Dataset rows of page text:

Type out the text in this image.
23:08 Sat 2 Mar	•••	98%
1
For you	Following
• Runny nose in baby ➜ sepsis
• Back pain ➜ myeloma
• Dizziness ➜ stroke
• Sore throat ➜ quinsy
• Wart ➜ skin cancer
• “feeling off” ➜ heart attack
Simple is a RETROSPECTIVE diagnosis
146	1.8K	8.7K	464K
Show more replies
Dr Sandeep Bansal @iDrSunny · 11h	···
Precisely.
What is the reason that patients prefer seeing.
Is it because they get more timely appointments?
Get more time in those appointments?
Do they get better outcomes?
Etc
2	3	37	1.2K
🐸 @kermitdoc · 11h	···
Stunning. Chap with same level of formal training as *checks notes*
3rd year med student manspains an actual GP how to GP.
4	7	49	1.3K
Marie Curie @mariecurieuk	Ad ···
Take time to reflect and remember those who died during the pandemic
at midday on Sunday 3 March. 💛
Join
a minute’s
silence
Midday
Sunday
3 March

THE TASK: Could you copy every line in the records that holds "those"?

ANSWER SPACE:
Get more time in those appointments?
Take time to reflect and remember those who died during the pandemic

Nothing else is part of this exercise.